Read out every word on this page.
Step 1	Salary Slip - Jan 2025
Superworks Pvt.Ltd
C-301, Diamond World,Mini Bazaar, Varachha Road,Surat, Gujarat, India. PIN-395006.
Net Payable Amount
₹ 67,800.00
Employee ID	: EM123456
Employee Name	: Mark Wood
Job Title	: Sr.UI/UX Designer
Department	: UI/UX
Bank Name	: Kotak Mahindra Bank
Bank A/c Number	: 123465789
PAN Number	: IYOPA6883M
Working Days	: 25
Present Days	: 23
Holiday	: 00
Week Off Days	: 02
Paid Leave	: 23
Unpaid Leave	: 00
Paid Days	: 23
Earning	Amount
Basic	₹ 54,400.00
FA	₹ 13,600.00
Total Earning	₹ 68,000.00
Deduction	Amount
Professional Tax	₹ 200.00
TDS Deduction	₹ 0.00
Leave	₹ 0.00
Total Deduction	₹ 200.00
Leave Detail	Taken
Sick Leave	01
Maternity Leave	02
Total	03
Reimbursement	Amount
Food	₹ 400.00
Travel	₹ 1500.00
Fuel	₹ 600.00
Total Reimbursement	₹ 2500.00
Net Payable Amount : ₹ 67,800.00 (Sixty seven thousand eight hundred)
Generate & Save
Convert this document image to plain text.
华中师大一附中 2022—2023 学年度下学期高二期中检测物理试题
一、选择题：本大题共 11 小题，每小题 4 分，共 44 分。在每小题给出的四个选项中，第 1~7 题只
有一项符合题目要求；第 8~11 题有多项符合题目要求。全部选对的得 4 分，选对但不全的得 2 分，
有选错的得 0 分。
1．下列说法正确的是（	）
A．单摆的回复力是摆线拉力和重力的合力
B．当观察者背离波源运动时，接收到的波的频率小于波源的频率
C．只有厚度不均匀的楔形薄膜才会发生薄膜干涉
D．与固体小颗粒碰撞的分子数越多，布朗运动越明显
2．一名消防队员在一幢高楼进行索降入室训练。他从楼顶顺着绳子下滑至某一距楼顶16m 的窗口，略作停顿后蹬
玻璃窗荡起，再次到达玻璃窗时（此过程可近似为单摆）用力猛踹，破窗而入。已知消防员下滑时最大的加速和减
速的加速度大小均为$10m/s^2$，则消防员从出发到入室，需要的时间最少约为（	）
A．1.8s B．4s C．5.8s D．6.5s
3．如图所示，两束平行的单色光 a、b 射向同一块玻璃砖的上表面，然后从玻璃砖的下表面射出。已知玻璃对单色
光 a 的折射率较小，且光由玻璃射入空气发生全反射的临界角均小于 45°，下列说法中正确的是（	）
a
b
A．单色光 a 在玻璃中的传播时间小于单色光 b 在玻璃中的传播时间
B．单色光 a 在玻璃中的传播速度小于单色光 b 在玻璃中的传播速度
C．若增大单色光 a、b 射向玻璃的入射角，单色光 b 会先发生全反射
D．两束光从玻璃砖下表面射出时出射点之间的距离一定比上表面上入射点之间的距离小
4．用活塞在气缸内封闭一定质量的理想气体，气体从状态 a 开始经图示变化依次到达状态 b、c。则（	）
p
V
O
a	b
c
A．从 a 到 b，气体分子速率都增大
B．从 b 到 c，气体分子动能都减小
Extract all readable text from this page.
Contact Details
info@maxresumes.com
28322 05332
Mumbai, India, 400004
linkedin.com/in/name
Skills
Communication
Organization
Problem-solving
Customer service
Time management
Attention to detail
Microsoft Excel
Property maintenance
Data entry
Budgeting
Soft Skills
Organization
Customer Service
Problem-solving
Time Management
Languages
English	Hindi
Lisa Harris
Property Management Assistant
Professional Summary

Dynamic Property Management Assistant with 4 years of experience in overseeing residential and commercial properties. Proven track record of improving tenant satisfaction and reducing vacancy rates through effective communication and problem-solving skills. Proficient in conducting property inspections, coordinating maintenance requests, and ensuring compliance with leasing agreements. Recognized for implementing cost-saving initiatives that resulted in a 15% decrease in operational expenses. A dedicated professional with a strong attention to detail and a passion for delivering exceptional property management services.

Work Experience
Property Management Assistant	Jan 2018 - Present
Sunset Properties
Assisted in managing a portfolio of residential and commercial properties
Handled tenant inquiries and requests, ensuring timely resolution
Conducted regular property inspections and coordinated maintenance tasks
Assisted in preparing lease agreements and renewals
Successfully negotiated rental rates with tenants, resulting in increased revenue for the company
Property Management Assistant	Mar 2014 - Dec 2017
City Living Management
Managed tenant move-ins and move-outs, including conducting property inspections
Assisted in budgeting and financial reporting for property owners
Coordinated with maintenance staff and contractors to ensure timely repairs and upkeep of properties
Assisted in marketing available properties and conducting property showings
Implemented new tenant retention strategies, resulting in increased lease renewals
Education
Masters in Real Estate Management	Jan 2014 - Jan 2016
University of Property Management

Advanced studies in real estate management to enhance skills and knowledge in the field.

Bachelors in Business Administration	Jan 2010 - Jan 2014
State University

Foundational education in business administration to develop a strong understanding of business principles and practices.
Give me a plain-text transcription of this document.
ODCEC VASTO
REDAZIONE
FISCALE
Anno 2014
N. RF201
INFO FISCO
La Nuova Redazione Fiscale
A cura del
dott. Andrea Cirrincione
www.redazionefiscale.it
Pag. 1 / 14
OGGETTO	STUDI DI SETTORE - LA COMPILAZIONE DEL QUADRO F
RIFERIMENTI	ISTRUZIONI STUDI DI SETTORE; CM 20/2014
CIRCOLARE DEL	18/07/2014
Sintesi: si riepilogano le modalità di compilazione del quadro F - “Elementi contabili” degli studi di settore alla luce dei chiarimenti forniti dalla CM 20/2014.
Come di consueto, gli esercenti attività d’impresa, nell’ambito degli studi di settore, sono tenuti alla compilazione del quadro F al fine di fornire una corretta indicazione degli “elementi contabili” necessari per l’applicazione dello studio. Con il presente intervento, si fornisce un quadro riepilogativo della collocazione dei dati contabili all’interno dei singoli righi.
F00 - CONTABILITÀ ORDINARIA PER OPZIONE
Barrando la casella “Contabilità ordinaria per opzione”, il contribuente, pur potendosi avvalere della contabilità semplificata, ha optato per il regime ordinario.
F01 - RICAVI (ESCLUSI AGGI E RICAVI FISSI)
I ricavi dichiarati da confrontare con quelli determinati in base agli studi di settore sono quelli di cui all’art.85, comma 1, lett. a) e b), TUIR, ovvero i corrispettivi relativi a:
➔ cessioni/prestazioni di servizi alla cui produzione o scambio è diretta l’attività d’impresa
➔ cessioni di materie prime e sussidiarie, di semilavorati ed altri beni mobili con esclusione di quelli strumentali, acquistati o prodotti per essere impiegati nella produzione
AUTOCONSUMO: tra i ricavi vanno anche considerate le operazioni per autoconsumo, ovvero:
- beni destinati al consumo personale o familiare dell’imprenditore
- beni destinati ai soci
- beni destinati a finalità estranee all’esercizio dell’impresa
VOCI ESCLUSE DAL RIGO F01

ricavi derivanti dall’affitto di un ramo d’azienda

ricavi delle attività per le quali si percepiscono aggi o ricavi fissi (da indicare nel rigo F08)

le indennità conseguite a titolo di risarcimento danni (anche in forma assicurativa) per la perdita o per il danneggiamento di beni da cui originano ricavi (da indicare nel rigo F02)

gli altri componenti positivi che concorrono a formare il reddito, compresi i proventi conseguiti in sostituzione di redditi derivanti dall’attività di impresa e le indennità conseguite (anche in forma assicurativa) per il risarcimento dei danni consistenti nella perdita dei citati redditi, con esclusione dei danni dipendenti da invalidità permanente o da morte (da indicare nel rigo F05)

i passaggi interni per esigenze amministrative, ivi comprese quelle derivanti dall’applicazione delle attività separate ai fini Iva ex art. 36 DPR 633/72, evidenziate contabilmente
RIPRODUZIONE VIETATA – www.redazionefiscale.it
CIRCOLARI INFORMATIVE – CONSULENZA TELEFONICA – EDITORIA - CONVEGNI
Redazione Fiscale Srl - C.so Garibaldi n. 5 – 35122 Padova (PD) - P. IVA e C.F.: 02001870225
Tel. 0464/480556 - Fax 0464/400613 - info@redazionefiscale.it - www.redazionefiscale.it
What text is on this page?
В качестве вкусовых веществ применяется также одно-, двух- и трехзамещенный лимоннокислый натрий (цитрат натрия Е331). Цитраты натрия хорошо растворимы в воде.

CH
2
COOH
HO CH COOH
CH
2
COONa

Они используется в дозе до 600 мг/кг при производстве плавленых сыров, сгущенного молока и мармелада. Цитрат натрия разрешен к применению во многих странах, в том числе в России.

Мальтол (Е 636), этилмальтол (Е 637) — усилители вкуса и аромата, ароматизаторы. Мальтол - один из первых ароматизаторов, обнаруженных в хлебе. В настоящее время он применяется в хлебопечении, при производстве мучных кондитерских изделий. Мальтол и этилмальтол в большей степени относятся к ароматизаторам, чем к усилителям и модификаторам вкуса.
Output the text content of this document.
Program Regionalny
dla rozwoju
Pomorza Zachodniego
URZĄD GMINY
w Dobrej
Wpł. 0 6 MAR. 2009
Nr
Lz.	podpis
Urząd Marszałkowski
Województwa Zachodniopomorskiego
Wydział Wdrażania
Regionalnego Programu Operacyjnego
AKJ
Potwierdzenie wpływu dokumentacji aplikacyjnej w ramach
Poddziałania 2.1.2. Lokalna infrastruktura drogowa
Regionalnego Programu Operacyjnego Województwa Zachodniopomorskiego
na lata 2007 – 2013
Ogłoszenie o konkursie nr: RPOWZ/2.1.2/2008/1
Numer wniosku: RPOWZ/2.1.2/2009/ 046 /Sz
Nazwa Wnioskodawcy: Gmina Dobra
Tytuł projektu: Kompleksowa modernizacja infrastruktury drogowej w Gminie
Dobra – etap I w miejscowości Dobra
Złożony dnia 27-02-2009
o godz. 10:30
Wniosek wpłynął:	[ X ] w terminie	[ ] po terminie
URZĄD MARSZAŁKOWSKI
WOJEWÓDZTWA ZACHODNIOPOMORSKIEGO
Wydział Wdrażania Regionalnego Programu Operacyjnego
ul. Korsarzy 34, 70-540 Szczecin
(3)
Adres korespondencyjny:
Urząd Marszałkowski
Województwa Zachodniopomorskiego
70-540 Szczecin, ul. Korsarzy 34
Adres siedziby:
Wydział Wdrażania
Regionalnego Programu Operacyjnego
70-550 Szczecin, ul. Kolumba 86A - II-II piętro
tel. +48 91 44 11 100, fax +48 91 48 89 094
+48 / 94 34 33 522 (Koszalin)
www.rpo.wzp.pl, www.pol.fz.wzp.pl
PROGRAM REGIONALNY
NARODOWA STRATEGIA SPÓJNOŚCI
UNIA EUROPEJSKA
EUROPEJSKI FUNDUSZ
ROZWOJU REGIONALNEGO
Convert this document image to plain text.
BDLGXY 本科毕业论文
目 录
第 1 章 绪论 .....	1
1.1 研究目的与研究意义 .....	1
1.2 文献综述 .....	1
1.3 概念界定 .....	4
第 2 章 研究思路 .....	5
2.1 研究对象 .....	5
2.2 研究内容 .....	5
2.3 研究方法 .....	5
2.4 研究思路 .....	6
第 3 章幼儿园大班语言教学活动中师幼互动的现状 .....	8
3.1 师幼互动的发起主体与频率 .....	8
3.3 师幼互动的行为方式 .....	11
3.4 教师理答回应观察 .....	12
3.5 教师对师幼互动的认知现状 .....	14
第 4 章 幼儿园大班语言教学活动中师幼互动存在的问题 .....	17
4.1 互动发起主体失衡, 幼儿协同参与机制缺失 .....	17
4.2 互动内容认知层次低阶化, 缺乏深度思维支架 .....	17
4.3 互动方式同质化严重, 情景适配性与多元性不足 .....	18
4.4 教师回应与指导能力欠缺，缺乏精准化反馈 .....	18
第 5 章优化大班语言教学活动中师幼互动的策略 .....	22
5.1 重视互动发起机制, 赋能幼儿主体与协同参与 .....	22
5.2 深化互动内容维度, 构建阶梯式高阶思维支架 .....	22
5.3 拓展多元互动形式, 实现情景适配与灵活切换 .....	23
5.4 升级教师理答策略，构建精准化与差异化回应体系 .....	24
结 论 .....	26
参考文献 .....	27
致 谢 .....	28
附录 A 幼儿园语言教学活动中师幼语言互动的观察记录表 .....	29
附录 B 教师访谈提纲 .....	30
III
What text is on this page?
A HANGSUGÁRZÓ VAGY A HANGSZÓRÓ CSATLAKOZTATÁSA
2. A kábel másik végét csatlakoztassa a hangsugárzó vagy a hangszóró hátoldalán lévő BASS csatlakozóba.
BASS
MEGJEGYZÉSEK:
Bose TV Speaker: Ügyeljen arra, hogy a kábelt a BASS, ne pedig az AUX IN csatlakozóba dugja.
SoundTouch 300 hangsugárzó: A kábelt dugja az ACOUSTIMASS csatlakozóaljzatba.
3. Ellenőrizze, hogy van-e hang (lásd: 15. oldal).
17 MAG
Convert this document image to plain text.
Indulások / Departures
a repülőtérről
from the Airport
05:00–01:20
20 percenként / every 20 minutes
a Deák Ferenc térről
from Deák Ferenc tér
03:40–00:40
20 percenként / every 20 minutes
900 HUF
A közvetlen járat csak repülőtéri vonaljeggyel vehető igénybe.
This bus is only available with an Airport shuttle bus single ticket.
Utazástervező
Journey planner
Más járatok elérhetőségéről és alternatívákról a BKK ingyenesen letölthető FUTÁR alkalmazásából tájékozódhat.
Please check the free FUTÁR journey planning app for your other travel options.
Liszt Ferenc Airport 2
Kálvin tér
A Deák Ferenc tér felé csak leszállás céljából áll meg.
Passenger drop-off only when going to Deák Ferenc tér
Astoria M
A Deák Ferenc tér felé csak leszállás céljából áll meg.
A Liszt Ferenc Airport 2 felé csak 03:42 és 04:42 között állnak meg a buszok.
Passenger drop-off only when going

———

* The exercise:
Copy out all lines that carry the word "della".

* Task response:
Come di consueto, gli esercenti attività d’impresa, nell’ambito degli studi di settore, sono tenuti alla compilazione del quadro F al fine di fornire una corretta indicazione degli “elementi contabili” necessari per l’applicazione dello studio. Con il presente intervento, si fornisce un quadro riepilogativo della collocazione dei dati contabili all’interno dei singoli righi.
Barrando la casella “Contabilità ordinaria per opzione”, il contribuente, pur potendosi avvalere della contabilità semplificata, ha optato per il regime ordinario.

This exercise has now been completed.